▶ **ENTRIES PROVIDED**
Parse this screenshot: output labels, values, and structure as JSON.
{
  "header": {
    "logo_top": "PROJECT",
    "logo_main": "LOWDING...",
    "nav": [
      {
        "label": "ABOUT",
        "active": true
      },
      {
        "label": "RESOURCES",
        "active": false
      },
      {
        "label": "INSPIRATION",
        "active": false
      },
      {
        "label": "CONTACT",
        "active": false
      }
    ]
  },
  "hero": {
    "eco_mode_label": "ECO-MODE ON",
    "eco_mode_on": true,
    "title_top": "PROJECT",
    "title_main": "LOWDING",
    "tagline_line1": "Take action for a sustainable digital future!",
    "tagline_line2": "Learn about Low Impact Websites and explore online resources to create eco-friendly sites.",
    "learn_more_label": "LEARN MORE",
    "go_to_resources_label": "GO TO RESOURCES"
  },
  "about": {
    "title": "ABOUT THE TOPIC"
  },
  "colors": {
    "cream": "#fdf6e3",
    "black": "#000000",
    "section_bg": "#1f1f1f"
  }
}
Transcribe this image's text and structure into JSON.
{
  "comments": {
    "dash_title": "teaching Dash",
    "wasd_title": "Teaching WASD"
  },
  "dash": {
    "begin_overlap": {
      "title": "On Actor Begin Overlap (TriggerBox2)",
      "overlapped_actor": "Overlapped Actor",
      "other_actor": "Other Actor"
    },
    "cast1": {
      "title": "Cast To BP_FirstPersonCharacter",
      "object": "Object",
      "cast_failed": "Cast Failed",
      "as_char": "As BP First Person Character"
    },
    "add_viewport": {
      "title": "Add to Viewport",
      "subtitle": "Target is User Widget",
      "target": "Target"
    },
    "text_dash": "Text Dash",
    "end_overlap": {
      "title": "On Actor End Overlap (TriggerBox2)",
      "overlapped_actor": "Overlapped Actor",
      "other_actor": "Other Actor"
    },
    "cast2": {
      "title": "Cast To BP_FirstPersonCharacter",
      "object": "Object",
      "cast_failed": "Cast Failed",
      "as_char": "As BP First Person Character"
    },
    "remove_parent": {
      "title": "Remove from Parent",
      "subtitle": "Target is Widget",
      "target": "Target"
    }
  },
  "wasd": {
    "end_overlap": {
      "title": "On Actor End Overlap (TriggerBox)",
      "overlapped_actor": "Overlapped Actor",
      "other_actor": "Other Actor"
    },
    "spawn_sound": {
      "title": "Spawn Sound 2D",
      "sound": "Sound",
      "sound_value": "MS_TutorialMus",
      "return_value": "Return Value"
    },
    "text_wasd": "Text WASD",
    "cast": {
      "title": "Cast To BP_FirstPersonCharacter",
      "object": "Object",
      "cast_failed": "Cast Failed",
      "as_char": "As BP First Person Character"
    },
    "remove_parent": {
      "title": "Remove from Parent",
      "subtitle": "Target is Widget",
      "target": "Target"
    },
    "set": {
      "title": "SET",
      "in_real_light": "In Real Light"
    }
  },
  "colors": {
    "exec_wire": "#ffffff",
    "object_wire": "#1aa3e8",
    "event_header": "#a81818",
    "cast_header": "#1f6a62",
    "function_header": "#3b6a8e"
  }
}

▶ **PROBLEM STATEMENT**
Copy out each record from above, exactly.

▶ **SOLUTION FOR THIS PROBLEM**
Parse this screenshot: output labels, values, and structure as JSON.
{
  "header": {
    "logo_top": "PROJECT",
    "logo_main": "LOWDING...",
    "nav": [
      {
        "label": "ABOUT",
        "active": true
      },
      {
        "label": "RESOURCES",
        "active": false
      },
      {
        "label": "INSPIRATION",
        "active": false
      },
      {
        "label": "CONTACT",
        "active": false
      }
    ]
  },
  "hero": {
    "eco_mode_label": "ECO-MODE ON",
    "eco_mode_on": true,
    "title_top": "PROJECT",
    "title_main": "LOWDING",
    "tagline_line1": "Take action for a sustainable digital future!",
    "tagline_line2": "Learn about Low Impact Websites and explore online resources to create eco-friendly sites.",
    "learn_more_label": "LEARN MORE",
    "go_to_resources_label": "GO TO RESOURCES"
  },
  "about": {
    "title": "ABOUT THE TOPIC"
  },
  "colors": {
    "cream": "#fdf6e3",
    "black": "#000000",
    "section_bg": "#1f1f1f"
  }
}
Transcribe this image's text and structure into JSON.
{
  "comments": {
    "dash_title": "teaching Dash",
    "wasd_title": "Teaching WASD"
  },
  "dash": {
    "begin_overlap": {
      "title": "On Actor Begin Overlap (TriggerBox2)",
      "overlapped_actor": "Overlapped Actor",
      "other_actor": "Other Actor"
    },
    "cast1": {
      "title": "Cast To BP_FirstPersonCharacter",
      "object": "Object",
      "cast_failed": "Cast Failed",
      "as_char": "As BP First Person Character"
    },
    "add_viewport": {
      "title": "Add to Viewport",
      "subtitle": "Target is User Widget",
      "target": "Target"
    },
    "text_dash": "Text Dash",
    "end_overlap": {
      "title": "On Actor End Overlap (TriggerBox2)",
      "overlapped_actor": "Overlapped Actor",
      "other_actor": "Other Actor"
    },
    "cast2": {
      "title": "Cast To BP_FirstPersonCharacter",
      "object": "Object",
      "cast_failed": "Cast Failed",
      "as_char": "As BP First Person Character"
    },
    "remove_parent": {
      "title": "Remove from Parent",
      "subtitle": "Target is Widget",
      "target": "Target"
    }
  },
  "wasd": {
    "end_overlap": {
      "title": "On Actor End Overlap (TriggerBox)",
      "overlapped_actor": "Overlapped Actor",
      "other_actor": "Other Actor"
    },
    "spawn_sound": {
      "title": "Spawn Sound 2D",
      "sound": "Sound",
      "sound_value": "MS_TutorialMus",
      "return_value": "Return Value"
    },
    "text_wasd": "Text WASD",
    "cast": {
      "title": "Cast To BP_FirstPersonCharacter",
      "object": "Object",
      "cast_failed": "Cast Failed",
      "as_char": "As BP First Person Character"
    },
    "remove_parent": {
      "title": "Remove from Parent",
      "subtitle": "Target is Widget",
      "target": "Target"
    },
    "set": {
      "title": "SET",
      "in_real_light": "In Real Light"
    }
  },
  "colors": {
    "exec_wire": "#ffffff",
    "object_wire": "#1aa3e8",
    "event_header": "#a81818",
    "cast_header": "#1f6a62",
    "function_header": "#3b6a8e"
  }
}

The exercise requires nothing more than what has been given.